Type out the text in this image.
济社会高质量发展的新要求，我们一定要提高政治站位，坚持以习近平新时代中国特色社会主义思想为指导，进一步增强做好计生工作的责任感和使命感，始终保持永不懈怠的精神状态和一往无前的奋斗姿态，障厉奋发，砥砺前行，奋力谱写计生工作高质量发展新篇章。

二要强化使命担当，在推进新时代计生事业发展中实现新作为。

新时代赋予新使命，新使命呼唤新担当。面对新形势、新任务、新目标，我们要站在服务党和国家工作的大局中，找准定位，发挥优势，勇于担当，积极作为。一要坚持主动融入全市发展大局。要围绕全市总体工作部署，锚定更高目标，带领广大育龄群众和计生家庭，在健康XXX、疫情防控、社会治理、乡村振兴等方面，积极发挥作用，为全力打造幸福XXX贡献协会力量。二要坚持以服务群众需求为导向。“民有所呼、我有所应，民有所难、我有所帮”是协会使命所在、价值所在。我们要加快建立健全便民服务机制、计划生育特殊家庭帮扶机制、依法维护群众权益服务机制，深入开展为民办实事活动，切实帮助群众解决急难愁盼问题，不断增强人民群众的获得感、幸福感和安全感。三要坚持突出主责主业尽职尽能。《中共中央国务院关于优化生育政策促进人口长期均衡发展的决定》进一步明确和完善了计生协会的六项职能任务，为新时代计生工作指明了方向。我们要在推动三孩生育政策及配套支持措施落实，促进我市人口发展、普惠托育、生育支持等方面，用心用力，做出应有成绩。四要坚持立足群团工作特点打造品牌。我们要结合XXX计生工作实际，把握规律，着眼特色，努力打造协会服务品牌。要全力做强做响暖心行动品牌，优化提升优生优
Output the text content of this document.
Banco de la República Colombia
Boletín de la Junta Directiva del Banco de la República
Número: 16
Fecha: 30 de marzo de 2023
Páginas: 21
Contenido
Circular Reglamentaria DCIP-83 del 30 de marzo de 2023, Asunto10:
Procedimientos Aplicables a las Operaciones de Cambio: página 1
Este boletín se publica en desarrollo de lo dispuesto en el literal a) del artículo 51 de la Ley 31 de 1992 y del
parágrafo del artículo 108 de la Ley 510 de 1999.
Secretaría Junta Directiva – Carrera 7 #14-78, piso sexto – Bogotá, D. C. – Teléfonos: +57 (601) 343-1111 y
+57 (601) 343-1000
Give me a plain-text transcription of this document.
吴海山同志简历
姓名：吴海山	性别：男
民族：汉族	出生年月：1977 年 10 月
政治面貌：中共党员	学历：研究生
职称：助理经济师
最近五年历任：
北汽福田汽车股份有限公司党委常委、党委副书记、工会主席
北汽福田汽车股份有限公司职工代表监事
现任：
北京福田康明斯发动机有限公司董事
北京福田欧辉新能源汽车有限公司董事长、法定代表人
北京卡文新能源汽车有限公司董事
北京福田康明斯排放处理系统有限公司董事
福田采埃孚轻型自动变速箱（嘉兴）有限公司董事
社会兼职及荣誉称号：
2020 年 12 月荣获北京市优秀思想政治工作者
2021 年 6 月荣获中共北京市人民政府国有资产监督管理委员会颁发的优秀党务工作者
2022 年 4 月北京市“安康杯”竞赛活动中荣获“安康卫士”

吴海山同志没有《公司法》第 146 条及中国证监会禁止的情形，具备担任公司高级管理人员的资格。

==============================

State the number of lines that contain the string "Junta", with no other words.

*Reply to the exercise:* 2